> [GIVEN REQUEST]
Count how many lines of the material below have the word "Current" and give only the number.

> [DATA EXCERPTS]
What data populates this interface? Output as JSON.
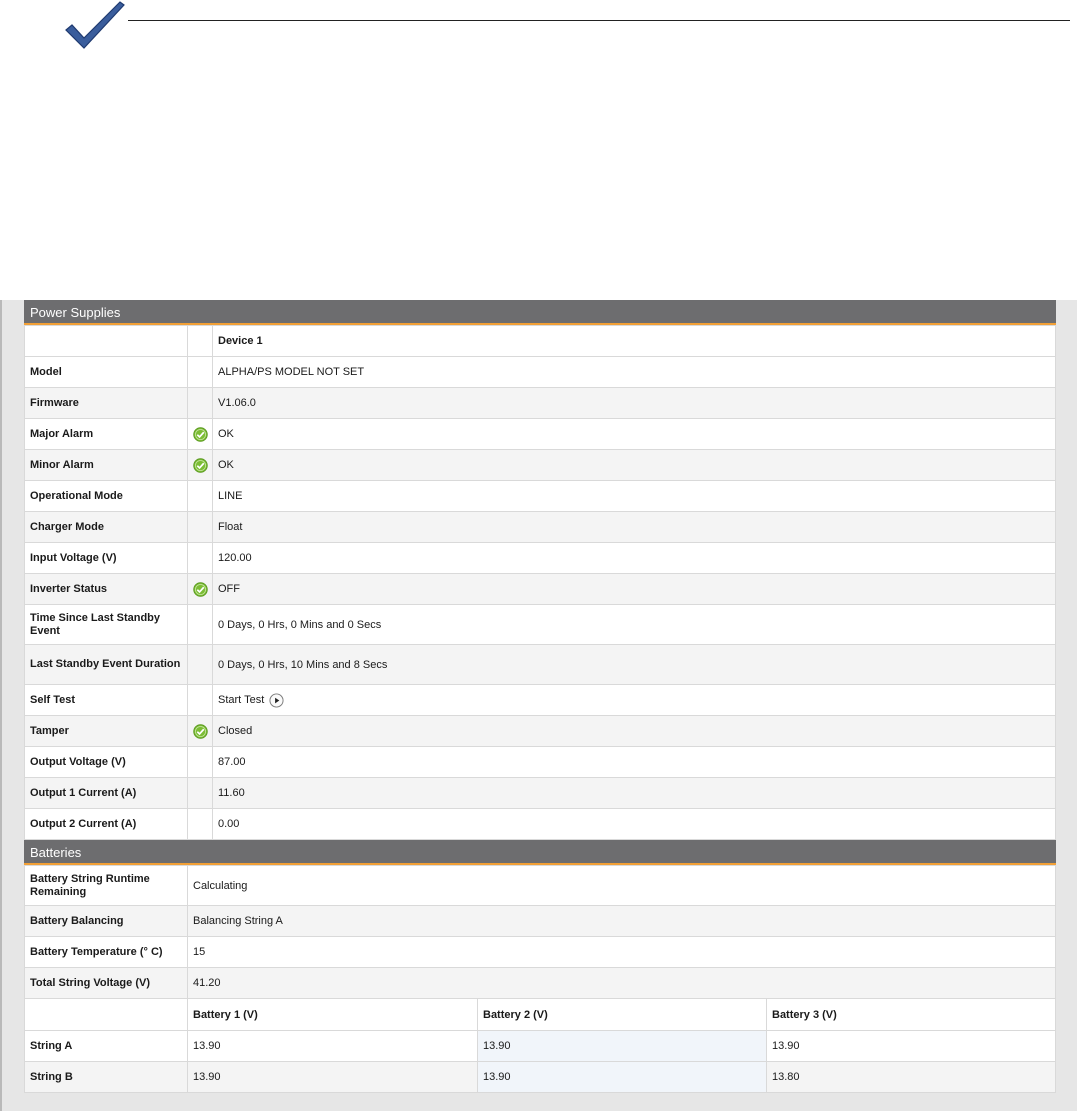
{
  "colors": {
    "header_bg": "#6d6d6f",
    "header_accent": "#f2a036",
    "ok_green": "#7cbd35",
    "check_blue": "#3a5d9c"
  },
  "power_supplies": {
    "title": "Power Supplies",
    "device_header": "Device 1",
    "rows": [
      {
        "label": "Model",
        "value": "ALPHA/PS MODEL NOT SET",
        "icon": ""
      },
      {
        "label": "Firmware",
        "value": "V1.06.0",
        "icon": ""
      },
      {
        "label": "Major Alarm",
        "value": "OK",
        "icon": "ok-check-icon"
      },
      {
        "label": "Minor Alarm",
        "value": "OK",
        "icon": "ok-check-icon"
      },
      {
        "label": "Operational Mode",
        "value": "LINE",
        "icon": ""
      },
      {
        "label": "Charger Mode",
        "value": "Float",
        "icon": ""
      },
      {
        "label": "Input Voltage (V)",
        "value": "120.00",
        "icon": ""
      },
      {
        "label": "Inverter Status",
        "value": "OFF",
        "icon": "ok-check-icon"
      },
      {
        "label": "Time Since Last Standby Event",
        "value": "0 Days, 0 Hrs, 0 Mins and 0 Secs",
        "icon": ""
      },
      {
        "label": "Last Standby Event Duration",
        "value": "0 Days, 0 Hrs, 10 Mins and 8 Secs",
        "icon": ""
      },
      {
        "label": "Self Test",
        "value": "Start Test",
        "icon": "play-icon"
      },
      {
        "label": "Tamper",
        "value": "Closed",
        "icon": "ok-check-icon"
      },
      {
        "label": "Output Voltage (V)",
        "value": "87.00",
        "icon": ""
      },
      {
        "label": "Output 1 Current (A)",
        "value": "11.60",
        "icon": ""
      },
      {
        "label": "Output 2 Current (A)",
        "value": "0.00",
        "icon": ""
      }
    ]
  },
  "batteries": {
    "title": "Batteries",
    "rows": [
      {
        "label": "Battery String Runtime Remaining",
        "value": "Calculating"
      },
      {
        "label": "Battery Balancing",
        "value": "Balancing String A"
      },
      {
        "label": "Battery Temperature (° C)",
        "value": "15"
      },
      {
        "label": "Total String Voltage (V)",
        "value": "41.20"
      }
    ],
    "columns": [
      "Battery 1 (V)",
      "Battery 2 (V)",
      "Battery 3 (V)"
    ],
    "strings": [
      {
        "label": "String A",
        "values": [
          "13.90",
          "13.90",
          "13.90"
        ]
      },
      {
        "label": "String B",
        "values": [
          "13.90",
          "13.90",
          "13.80"
        ]
      }
    ]
  }
}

> [RESPONSE BELOW]
2